- Aim: Please retype every one of the items below without changing a single character.

Element position data

------------------------------------

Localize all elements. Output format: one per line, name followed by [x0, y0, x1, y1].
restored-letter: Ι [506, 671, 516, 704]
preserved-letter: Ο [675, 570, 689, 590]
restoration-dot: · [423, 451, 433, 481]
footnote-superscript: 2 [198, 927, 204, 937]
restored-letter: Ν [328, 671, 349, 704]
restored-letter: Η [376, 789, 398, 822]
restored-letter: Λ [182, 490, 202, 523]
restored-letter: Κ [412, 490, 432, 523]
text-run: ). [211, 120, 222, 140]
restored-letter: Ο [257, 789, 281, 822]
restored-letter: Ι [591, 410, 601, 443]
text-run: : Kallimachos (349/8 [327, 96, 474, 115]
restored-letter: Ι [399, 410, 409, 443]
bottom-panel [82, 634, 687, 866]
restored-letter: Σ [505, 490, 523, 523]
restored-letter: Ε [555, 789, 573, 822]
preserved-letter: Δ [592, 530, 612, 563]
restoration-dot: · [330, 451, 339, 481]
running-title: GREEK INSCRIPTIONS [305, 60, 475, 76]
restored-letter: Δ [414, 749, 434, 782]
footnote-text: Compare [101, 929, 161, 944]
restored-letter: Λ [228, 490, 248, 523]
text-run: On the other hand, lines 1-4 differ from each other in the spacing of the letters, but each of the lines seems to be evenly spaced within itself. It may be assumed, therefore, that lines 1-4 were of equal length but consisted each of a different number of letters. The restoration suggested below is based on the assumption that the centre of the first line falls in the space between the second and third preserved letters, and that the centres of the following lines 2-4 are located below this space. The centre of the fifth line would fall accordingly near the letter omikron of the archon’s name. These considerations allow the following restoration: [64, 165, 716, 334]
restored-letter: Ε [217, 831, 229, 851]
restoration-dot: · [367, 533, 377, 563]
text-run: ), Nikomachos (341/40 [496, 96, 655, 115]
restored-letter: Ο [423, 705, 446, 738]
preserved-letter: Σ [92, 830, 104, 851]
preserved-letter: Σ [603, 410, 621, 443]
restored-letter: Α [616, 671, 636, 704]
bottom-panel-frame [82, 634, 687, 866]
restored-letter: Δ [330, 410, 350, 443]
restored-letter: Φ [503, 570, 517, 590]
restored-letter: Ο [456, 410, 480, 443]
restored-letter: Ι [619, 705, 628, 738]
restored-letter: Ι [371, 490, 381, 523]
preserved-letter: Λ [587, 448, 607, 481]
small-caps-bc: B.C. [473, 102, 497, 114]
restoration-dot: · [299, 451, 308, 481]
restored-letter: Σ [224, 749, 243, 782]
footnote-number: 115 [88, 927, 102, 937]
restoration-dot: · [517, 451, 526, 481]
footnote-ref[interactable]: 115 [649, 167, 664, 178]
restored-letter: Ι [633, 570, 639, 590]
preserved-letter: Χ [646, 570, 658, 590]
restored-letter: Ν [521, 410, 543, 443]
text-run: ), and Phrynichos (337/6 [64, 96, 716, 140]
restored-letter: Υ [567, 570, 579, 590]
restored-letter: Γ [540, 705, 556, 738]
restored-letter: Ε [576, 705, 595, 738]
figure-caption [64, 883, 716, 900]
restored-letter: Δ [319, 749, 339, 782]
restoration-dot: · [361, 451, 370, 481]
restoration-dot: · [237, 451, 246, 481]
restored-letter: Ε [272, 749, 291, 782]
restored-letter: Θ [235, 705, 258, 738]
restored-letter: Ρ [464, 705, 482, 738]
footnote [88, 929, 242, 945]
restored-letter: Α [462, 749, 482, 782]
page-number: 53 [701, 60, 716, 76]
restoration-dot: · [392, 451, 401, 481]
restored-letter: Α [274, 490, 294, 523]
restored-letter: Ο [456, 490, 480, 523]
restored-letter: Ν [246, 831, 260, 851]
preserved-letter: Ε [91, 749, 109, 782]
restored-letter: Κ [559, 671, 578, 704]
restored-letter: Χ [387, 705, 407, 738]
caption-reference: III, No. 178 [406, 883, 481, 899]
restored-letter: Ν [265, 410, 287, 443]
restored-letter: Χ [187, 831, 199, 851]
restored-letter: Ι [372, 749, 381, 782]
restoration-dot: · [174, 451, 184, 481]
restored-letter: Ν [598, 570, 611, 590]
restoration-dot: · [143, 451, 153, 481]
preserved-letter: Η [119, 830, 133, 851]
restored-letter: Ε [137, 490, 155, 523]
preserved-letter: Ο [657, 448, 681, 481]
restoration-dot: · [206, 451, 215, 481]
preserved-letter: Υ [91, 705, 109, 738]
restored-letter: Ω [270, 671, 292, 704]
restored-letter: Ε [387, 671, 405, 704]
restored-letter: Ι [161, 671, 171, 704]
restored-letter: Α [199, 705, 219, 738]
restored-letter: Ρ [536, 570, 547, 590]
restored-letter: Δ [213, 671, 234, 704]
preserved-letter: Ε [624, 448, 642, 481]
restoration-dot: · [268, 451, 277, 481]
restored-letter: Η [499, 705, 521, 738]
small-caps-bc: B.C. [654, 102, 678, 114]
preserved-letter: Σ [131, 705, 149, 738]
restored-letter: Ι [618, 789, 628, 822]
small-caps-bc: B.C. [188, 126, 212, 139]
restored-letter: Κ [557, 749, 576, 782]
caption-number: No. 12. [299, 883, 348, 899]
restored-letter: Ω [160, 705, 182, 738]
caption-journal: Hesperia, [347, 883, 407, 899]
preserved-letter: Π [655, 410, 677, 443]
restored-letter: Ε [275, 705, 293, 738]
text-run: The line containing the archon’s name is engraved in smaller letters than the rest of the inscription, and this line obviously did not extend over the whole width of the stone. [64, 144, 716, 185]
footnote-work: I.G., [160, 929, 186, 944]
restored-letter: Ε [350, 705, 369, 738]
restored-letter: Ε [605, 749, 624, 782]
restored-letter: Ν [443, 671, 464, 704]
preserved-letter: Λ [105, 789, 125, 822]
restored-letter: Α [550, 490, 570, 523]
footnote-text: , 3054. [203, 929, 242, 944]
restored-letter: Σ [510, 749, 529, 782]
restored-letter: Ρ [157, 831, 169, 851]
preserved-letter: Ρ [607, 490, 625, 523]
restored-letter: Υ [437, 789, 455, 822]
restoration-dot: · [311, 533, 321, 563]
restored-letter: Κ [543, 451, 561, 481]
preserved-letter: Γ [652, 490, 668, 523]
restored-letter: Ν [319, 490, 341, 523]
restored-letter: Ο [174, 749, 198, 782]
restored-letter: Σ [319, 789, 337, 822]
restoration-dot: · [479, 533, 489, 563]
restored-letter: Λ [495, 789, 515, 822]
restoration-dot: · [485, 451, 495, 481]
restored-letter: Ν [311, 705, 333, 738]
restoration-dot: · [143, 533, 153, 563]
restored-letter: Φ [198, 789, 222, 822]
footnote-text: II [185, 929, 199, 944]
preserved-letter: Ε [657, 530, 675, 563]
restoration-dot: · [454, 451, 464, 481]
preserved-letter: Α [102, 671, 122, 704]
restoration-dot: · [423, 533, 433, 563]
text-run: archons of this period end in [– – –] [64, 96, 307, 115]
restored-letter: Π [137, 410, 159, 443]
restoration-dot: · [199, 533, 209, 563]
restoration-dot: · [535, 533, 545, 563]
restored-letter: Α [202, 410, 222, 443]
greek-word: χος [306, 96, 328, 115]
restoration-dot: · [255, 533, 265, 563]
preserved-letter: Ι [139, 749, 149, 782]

------------------------------------

- The solution:
Localize all elements. Output format: one per line, name followed by [x0, y0, x1, y1].
restored-letter: Ι [506, 671, 516, 704]
preserved-letter: Ο [675, 570, 689, 590]
restoration-dot: · [423, 451, 433, 481]
footnote-superscript: 2 [198, 927, 204, 937]
restored-letter: Ν [328, 671, 349, 704]
restored-letter: Η [376, 789, 398, 822]
restored-letter: Λ [182, 490, 202, 523]
restored-letter: Κ [412, 490, 432, 523]
text-run: ). [211, 120, 222, 140]
restored-letter: Ο [257, 789, 281, 822]
restored-letter: Ι [591, 410, 601, 443]
text-run: : Kallimachos (349/8 [327, 96, 474, 115]
restored-letter: Ι [399, 410, 409, 443]
bottom-panel [82, 634, 687, 866]
restored-letter: Σ [505, 490, 523, 523]
restored-letter: Ε [555, 789, 573, 822]
preserved-letter: Δ [592, 530, 612, 563]
restoration-dot: · [330, 451, 339, 481]
running-title: GREEK INSCRIPTIONS [305, 60, 475, 76]
restored-letter: Δ [414, 749, 434, 782]
footnote-text: Compare [101, 929, 161, 944]
restored-letter: Λ [228, 490, 248, 523]
text-run: On the other hand, lines 1-4 differ from each other in the spacing of the letters, but each of the lines seems to be evenly spaced within itself. It may be assumed, therefore, that lines 1-4 were of equal length but consisted each of a different number of letters. The restoration suggested below is based on the assumption that the centre of the first line falls in the space between the second and third preserved letters, and that the centres of the following lines 2-4 are located below this space. The centre of the fifth line would fall accordingly near the letter omikron of the archon’s name. These considerations allow the following restoration: [64, 165, 716, 334]
restored-letter: Ε [217, 831, 229, 851]
restoration-dot: · [367, 533, 377, 563]
text-run: ), Nikomachos (341/40 [496, 96, 655, 115]
restored-letter: Ο [423, 705, 446, 738]
preserved-letter: Σ [92, 830, 104, 851]
preserved-letter: Σ [603, 410, 621, 443]
restored-letter: Α [616, 671, 636, 704]
bottom-panel-frame [82, 634, 687, 866]
restored-letter: Δ [330, 410, 350, 443]
restored-letter: Φ [503, 570, 517, 590]
restored-letter: Ο [456, 410, 480, 443]
restored-letter: Ι [619, 705, 628, 738]
restored-letter: Ι [371, 490, 381, 523]
preserved-letter: Λ [587, 448, 607, 481]
small-caps-bc: B.C. [473, 102, 497, 114]
restoration-dot: · [299, 451, 308, 481]
restored-letter: Σ [224, 749, 243, 782]
footnote-number: 115 [88, 927, 102, 937]
restoration-dot: · [517, 451, 526, 481]
footnote-ref[interactable]: 115 [649, 167, 664, 178]
restored-letter: Ι [633, 570, 639, 590]
preserved-letter: Χ [646, 570, 658, 590]
restored-letter: Ν [521, 410, 543, 443]
text-run: ), and Phrynichos (337/6 [64, 96, 716, 140]
restored-letter: Υ [567, 570, 579, 590]
restored-letter: Γ [540, 705, 556, 738]
restored-letter: Ε [576, 705, 595, 738]
figure-caption [64, 883, 716, 900]
restored-letter: Δ [319, 749, 339, 782]
restoration-dot: · [361, 451, 370, 481]
restoration-dot: · [237, 451, 246, 481]
restored-letter: Ε [272, 749, 291, 782]
restored-letter: Θ [235, 705, 258, 738]
restored-letter: Ρ [464, 705, 482, 738]
footnote [88, 929, 242, 945]
restored-letter: Α [462, 749, 482, 782]
page-number: 53 [701, 60, 716, 76]
restoration-dot: · [392, 451, 401, 481]
restored-letter: Α [274, 490, 294, 523]
restored-letter: Ο [456, 490, 480, 523]
restored-letter: Ν [246, 831, 260, 851]
preserved-letter: Ε [91, 749, 109, 782]
restored-letter: Κ [559, 671, 578, 704]
restored-letter: Χ [387, 705, 407, 738]
caption-reference: III, No. 178 [406, 883, 481, 899]
restored-letter: Ν [265, 410, 287, 443]
restored-letter: Χ [187, 831, 199, 851]
restored-letter: Ι [372, 749, 381, 782]
restoration-dot: · [174, 451, 184, 481]
restored-letter: Ν [598, 570, 611, 590]
restoration-dot: · [143, 451, 153, 481]
preserved-letter: Η [119, 830, 133, 851]
restored-letter: Ε [137, 490, 155, 523]
preserved-letter: Ο [657, 448, 681, 481]
restoration-dot: · [206, 451, 215, 481]
preserved-letter: Υ [91, 705, 109, 738]
restored-letter: Ω [270, 671, 292, 704]
restored-letter: Ε [387, 671, 405, 704]
restored-letter: Ι [161, 671, 171, 704]
restored-letter: Α [199, 705, 219, 738]
restored-letter: Ρ [536, 570, 547, 590]
restored-letter: Δ [213, 671, 234, 704]
preserved-letter: Ε [624, 448, 642, 481]
restoration-dot: · [268, 451, 277, 481]
restored-letter: Η [499, 705, 521, 738]
small-caps-bc: B.C. [654, 102, 678, 114]
preserved-letter: Σ [131, 705, 149, 738]
restored-letter: Ι [618, 789, 628, 822]
small-caps-bc: B.C. [188, 126, 212, 139]
restored-letter: Κ [557, 749, 576, 782]
caption-number: No. 12. [299, 883, 348, 899]
restored-letter: Ω [160, 705, 182, 738]
caption-journal: Hesperia, [347, 883, 407, 899]
preserved-letter: Π [655, 410, 677, 443]
restored-letter: Ε [275, 705, 293, 738]
text-run: The line containing the archon’s name is engraved in smaller letters than the rest of the inscription, and this line obviously did not extend over the whole width of the stone. [64, 144, 716, 185]
footnote-work: I.G., [160, 929, 186, 944]
restored-letter: Ε [350, 705, 369, 738]
restored-letter: Ε [605, 749, 624, 782]
restored-letter: Ν [443, 671, 464, 704]
preserved-letter: Λ [105, 789, 125, 822]
restored-letter: Α [550, 490, 570, 523]
footnote-text: , 3054. [203, 929, 242, 944]
restored-letter: Σ [510, 749, 529, 782]
restored-letter: Ρ [157, 831, 169, 851]
preserved-letter: Ρ [607, 490, 625, 523]
restored-letter: Υ [437, 789, 455, 822]
restoration-dot: · [311, 533, 321, 563]
restored-letter: Κ [543, 451, 561, 481]
preserved-letter: Γ [652, 490, 668, 523]
restored-letter: Ν [319, 490, 341, 523]
restored-letter: Ο [174, 749, 198, 782]
restored-letter: Σ [319, 789, 337, 822]
restoration-dot: · [479, 533, 489, 563]
restored-letter: Λ [495, 789, 515, 822]
restoration-dot: · [485, 451, 495, 481]
restored-letter: Ν [311, 705, 333, 738]
restoration-dot: · [143, 533, 153, 563]
restored-letter: Φ [198, 789, 222, 822]
footnote-text: II [185, 929, 199, 944]
preserved-letter: Ε [657, 530, 675, 563]
restoration-dot: · [454, 451, 464, 481]
preserved-letter: Α [102, 671, 122, 704]
restoration-dot: · [423, 533, 433, 563]
text-run: archons of this period end in [– – –] [64, 96, 307, 115]
restored-letter: Π [137, 410, 159, 443]
restoration-dot: · [199, 533, 209, 563]
restoration-dot: · [535, 533, 545, 563]
restored-letter: Α [202, 410, 222, 443]
greek-word: χος [306, 96, 328, 115]
restoration-dot: · [255, 533, 265, 563]
preserved-letter: Ι [139, 749, 149, 782]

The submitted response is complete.